=== The input ===

--- Start ---

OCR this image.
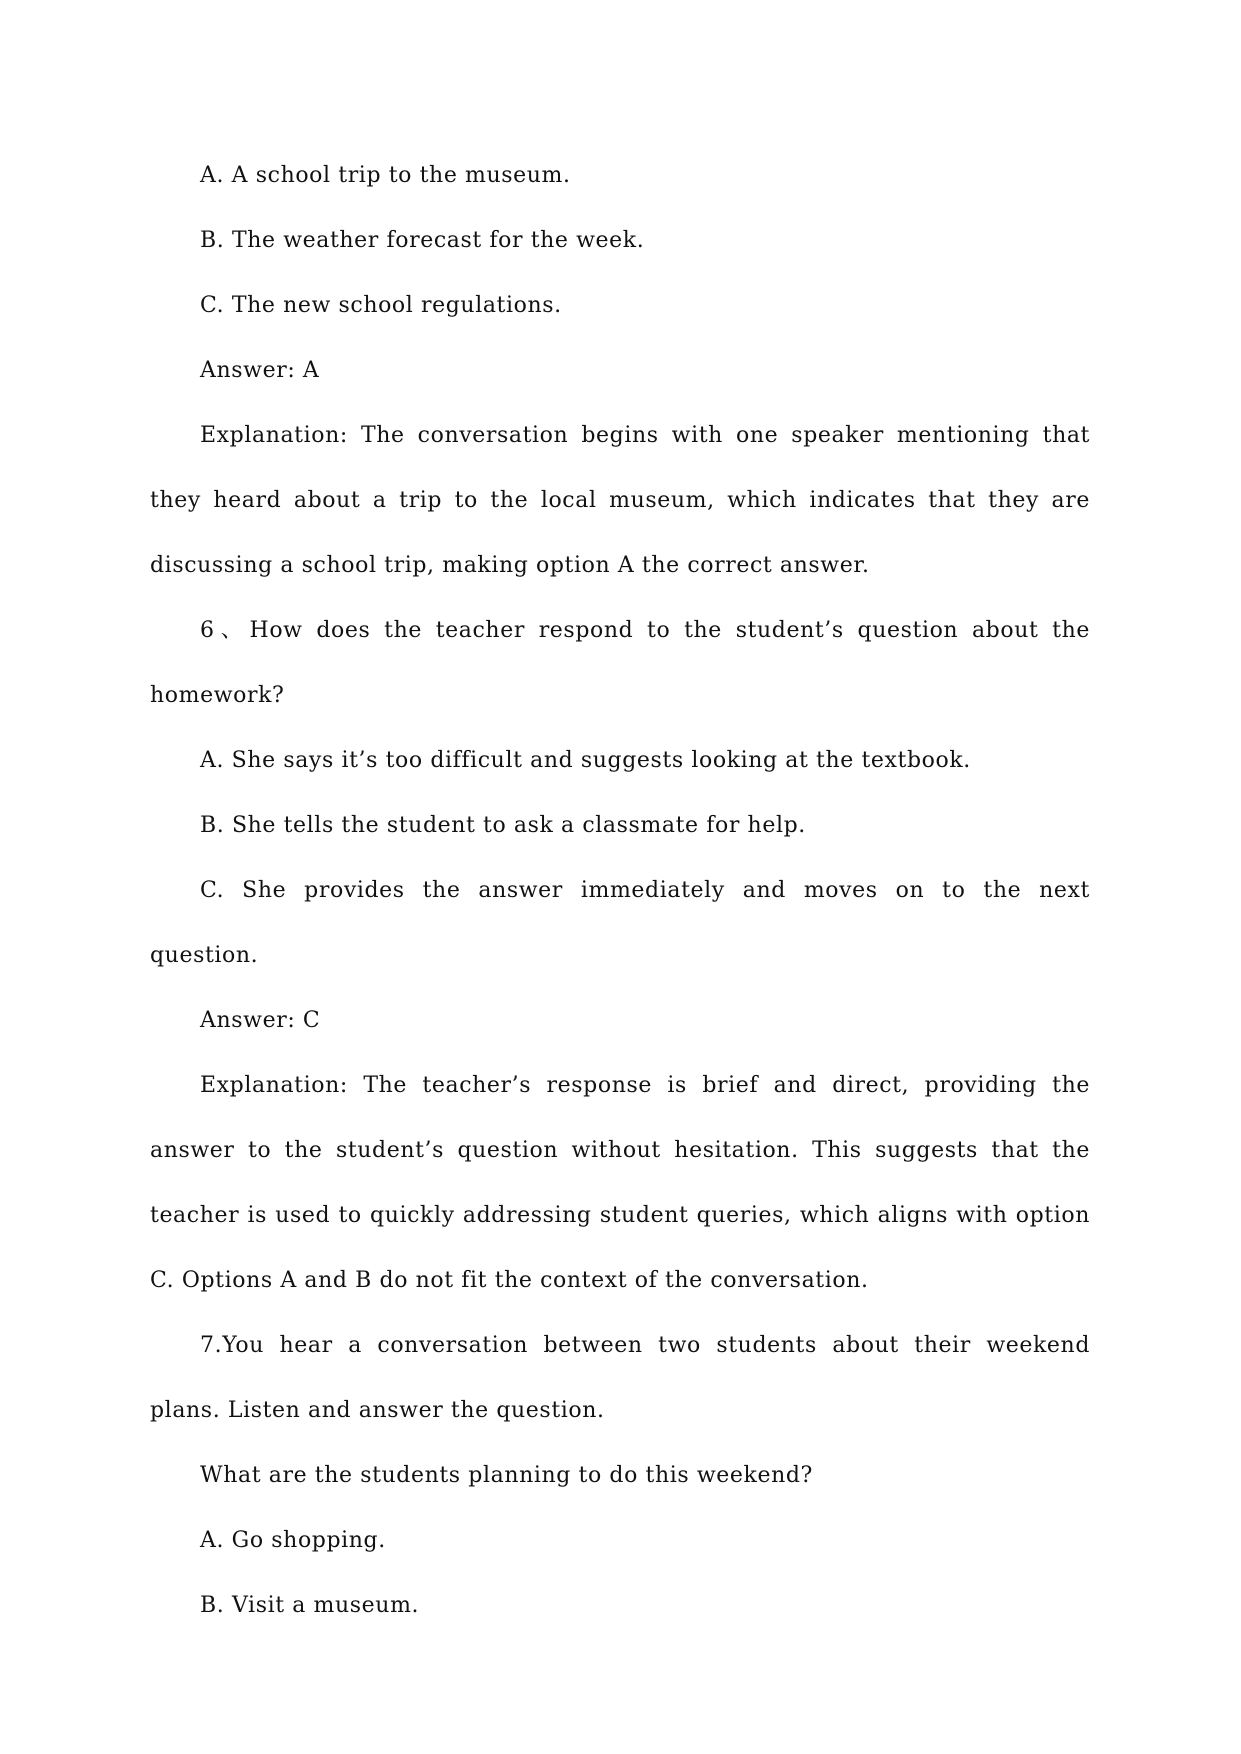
A. A school trip to the museum.

B. The weather forecast for the week.

C. The new school regulations.

Answer: A

Explanation: The conversation begins with one speaker mentioning that they heard about a trip to the local museum, which indicates that they are discussing a school trip, making option A the correct answer.

6、How does the teacher respond to the student’s question about the homework?

A. She says it’s too difficult and suggests looking at the textbook.

B. She tells the student to ask a classmate for help.

C. She provides the answer immediately and moves on to the next question.

Answer: C

Explanation: The teacher’s response is brief and direct, providing the answer to the student’s question without hesitation. This suggests that the teacher is used to quickly addressing student queries, which aligns with option C. Options A and B do not fit the context of the conversation.

7.You hear a conversation between two students about their weekend plans. Listen and answer the question.

What are the students planning to do this weekend?

A. Go shopping.

B. Visit a museum.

--- End ---

=== What needs to be done ===
Find how many lines in the records contain the string "question", then give the number alone.

=== Written response ===
4